== AIM ==
Pick out the lines containing "guia".

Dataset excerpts
☆ ☆ ☆ ☆ ☆ ☆ ☆
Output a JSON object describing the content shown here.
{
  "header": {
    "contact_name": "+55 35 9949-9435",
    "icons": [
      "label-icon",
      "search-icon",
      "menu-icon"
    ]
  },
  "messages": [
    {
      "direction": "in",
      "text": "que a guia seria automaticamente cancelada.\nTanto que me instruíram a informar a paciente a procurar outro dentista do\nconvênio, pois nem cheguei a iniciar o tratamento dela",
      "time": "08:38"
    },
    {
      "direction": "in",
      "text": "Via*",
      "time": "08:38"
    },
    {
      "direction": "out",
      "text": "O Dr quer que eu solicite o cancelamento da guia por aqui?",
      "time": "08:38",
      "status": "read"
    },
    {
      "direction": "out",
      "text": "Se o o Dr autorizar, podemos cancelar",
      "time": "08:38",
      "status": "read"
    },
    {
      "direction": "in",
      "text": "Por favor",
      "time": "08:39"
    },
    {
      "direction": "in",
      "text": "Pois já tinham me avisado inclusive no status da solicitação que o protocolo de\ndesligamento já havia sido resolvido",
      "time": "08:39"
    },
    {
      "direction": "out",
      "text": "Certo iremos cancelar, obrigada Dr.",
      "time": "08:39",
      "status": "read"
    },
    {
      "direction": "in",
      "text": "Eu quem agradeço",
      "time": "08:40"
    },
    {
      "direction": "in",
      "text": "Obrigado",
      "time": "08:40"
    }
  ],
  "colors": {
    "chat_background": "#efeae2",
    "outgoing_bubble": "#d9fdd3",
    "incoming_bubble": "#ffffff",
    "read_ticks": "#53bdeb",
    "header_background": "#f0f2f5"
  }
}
☆ ☆ ☆ ☆ ☆ ☆ ☆
== REPLY TO THE TASK ==
      "text": "que a guia seria automaticamente cancelada.\nTanto que me instruíram a informar a paciente a procurar outro dentista do\nconvênio, pois nem cheguei a iniciar o tratamento dela",
      "text": "O Dr quer que eu solicite o cancelamento da guia por aqui?",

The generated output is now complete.